#### Data records:
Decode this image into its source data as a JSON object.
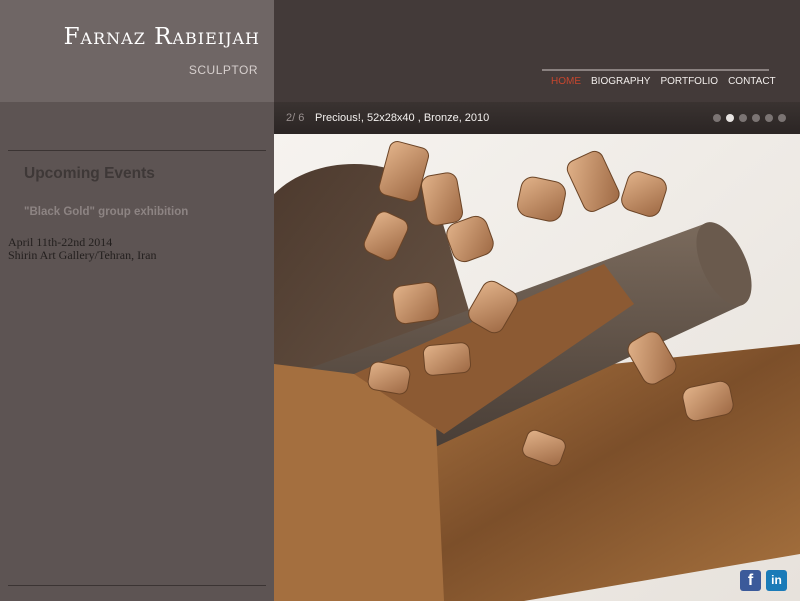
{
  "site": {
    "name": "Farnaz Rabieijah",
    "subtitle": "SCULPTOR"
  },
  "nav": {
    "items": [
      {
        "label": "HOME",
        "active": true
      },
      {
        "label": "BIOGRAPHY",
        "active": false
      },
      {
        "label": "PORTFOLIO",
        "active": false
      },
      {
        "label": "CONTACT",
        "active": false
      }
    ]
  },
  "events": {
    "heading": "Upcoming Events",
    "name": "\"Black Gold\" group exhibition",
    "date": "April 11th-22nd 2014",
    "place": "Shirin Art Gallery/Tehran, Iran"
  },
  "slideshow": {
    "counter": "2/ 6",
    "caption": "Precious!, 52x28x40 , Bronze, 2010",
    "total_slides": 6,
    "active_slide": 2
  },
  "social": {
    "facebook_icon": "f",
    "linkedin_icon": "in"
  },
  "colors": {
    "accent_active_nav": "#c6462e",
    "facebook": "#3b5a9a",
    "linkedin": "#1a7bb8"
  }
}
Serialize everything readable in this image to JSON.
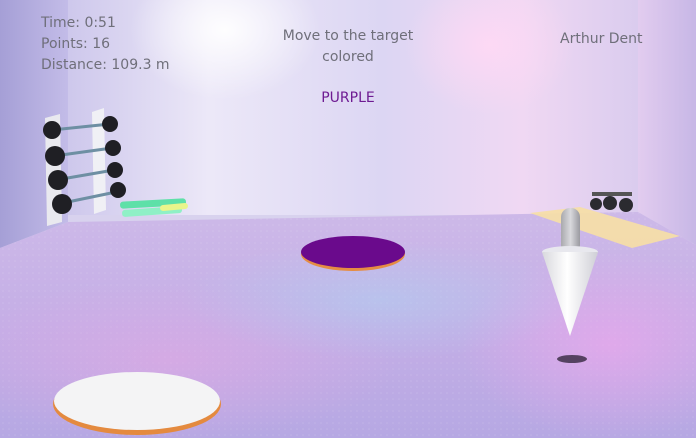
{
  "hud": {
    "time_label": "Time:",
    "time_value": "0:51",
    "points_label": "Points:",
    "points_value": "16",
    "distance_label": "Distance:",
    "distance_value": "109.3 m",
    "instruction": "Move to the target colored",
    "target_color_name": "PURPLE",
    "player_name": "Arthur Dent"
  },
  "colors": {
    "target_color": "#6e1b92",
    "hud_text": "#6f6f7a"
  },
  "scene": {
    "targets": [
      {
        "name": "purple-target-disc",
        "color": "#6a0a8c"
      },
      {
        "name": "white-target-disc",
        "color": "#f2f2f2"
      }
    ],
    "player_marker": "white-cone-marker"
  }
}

#### What you will do:
Repeat the records in full, exactly as they appear, without the pictures.

#### Solution to the exercise:
Decode this image into its source data as a JSON object.
{
  "site": {
    "name": "Farnaz Rabieijah",
    "subtitle": "SCULPTOR"
  },
  "nav": {
    "items": [
      {
        "label": "HOME",
        "active": true
      },
      {
        "label": "BIOGRAPHY",
        "active": false
      },
      {
        "label": "PORTFOLIO",
        "active": false
      },
      {
        "label": "CONTACT",
        "active": false
      }
    ]
  },
  "events": {
    "heading": "Upcoming Events",
    "name": "\"Black Gold\" group exhibition",
    "date": "April 11th-22nd 2014",
    "place": "Shirin Art Gallery/Tehran, Iran"
  },
  "slideshow": {
    "counter": "2/ 6",
    "caption": "Precious!, 52x28x40 , Bronze, 2010",
    "total_slides": 6,
    "active_slide": 2
  },
  "social": {
    "facebook_icon": "f",
    "linkedin_icon": "in"
  },
  "colors": {
    "accent_active_nav": "#c6462e",
    "facebook": "#3b5a9a",
    "linkedin": "#1a7bb8"
  }
}
Serialize everything readable in this image to JSON.
{
  "hud": {
    "time_label": "Time:",
    "time_value": "0:51",
    "points_label": "Points:",
    "points_value": "16",
    "distance_label": "Distance:",
    "distance_value": "109.3 m",
    "instruction": "Move to the target colored",
    "target_color_name": "PURPLE",
    "player_name": "Arthur Dent"
  },
  "colors": {
    "target_color": "#6e1b92",
    "hud_text": "#6f6f7a"
  },
  "scene": {
    "targets": [
      {
        "name": "purple-target-disc",
        "color": "#6a0a8c"
      },
      {
        "name": "white-target-disc",
        "color": "#f2f2f2"
      }
    ],
    "player_marker": "white-cone-marker"
  }
}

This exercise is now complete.